• **What is expected**
Reproduce the data word for word, starting at its first line and ending at the line that contains "energy-bar-a: 0 42 A (166, 166, 606, 218)", with both of those lines included.

• **Working data**

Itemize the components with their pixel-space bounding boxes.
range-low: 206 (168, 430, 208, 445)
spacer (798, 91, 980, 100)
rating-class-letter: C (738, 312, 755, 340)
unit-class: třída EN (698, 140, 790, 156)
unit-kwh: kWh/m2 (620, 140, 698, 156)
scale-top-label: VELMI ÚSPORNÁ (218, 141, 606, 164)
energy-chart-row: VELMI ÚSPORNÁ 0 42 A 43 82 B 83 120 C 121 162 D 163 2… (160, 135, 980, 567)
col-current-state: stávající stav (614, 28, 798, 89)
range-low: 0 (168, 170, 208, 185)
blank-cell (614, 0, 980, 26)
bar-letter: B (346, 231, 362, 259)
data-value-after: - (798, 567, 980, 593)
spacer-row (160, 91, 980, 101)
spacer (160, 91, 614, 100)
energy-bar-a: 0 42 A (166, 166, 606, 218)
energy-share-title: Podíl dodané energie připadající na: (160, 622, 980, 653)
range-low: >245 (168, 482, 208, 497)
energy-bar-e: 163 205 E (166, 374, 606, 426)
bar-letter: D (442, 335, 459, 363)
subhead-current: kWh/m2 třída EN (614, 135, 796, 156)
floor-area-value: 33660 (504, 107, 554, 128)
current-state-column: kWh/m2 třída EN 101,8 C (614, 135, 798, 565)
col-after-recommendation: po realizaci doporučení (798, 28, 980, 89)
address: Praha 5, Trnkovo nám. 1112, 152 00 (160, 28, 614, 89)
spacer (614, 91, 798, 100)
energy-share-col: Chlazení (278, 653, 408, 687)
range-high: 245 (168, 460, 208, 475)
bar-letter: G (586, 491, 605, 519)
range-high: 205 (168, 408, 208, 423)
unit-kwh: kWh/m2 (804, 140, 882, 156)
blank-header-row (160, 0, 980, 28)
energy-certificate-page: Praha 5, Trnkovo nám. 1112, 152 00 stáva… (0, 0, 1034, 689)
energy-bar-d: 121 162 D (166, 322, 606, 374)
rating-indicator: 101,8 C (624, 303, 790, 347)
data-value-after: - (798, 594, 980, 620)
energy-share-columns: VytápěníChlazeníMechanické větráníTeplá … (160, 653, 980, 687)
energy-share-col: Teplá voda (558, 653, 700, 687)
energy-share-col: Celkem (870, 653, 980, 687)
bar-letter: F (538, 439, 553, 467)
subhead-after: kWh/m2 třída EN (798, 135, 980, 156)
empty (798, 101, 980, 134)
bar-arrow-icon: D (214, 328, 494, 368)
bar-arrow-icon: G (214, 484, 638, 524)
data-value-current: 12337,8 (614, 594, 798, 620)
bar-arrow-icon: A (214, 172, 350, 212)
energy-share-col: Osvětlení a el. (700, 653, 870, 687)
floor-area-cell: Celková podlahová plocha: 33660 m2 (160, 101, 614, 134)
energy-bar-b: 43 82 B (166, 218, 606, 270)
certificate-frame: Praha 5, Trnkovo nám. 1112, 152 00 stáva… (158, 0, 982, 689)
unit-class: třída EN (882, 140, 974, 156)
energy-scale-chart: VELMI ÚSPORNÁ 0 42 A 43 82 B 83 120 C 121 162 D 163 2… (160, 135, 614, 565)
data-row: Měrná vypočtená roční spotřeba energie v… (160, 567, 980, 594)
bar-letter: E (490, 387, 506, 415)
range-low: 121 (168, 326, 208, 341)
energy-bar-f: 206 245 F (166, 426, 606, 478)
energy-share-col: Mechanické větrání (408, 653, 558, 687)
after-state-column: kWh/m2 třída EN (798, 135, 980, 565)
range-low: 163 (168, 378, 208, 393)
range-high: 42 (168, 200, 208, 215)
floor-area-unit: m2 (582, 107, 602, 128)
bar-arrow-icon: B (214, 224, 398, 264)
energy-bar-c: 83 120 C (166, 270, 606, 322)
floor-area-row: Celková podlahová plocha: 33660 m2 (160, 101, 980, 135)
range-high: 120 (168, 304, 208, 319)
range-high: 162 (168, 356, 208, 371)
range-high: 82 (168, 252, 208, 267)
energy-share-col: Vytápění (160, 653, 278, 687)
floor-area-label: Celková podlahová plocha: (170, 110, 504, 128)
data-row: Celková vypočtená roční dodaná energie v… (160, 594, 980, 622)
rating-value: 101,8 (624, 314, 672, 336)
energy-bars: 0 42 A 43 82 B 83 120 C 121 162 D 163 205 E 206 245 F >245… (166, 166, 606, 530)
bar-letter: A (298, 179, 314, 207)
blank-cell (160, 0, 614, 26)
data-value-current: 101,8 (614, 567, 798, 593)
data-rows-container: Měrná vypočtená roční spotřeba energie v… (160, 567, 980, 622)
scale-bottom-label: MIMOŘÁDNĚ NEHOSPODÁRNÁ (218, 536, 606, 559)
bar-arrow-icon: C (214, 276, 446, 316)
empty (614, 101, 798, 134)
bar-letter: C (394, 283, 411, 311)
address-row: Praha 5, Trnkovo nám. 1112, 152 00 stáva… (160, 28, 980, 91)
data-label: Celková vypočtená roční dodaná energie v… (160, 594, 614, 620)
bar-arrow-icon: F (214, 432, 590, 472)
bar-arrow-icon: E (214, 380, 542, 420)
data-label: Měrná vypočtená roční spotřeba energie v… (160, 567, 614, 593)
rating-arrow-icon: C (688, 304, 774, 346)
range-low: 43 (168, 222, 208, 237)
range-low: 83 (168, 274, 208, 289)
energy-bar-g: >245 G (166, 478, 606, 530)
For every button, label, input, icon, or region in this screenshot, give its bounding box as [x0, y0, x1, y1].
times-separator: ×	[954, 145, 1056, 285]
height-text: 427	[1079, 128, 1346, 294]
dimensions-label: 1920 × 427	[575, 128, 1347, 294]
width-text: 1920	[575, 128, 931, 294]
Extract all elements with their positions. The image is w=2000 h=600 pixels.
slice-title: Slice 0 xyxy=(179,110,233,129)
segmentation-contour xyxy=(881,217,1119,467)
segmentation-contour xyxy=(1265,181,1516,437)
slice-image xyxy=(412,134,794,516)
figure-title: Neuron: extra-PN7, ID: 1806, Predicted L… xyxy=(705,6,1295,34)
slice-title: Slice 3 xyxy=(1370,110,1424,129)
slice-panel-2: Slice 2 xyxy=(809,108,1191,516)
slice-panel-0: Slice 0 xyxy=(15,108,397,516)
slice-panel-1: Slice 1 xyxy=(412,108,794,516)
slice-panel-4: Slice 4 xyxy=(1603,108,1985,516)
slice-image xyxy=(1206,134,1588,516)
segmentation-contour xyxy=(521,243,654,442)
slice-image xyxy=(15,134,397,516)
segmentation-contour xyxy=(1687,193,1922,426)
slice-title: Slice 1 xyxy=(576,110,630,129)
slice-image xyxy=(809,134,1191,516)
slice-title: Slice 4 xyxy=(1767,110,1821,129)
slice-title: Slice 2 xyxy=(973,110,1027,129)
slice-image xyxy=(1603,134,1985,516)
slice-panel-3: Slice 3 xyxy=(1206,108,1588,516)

• **Output of the exercise**
Itemize the components with their pixel-space bounding boxes.
range-low: 206 (168, 430, 208, 445)
spacer (798, 91, 980, 100)
rating-class-letter: C (738, 312, 755, 340)
unit-class: třída EN (698, 140, 790, 156)
unit-kwh: kWh/m2 (620, 140, 698, 156)
scale-top-label: VELMI ÚSPORNÁ (218, 141, 606, 164)
energy-chart-row: VELMI ÚSPORNÁ 0 42 A 43 82 B 83 120 C 121 162 D 163 2… (160, 135, 980, 567)
col-current-state: stávající stav (614, 28, 798, 89)
range-low: 0 (168, 170, 208, 185)
blank-cell (614, 0, 980, 26)
bar-letter: B (346, 231, 362, 259)
data-value-after: - (798, 567, 980, 593)
spacer-row (160, 91, 980, 101)
spacer (160, 91, 614, 100)
energy-bar-a: 0 42 A (166, 166, 606, 218)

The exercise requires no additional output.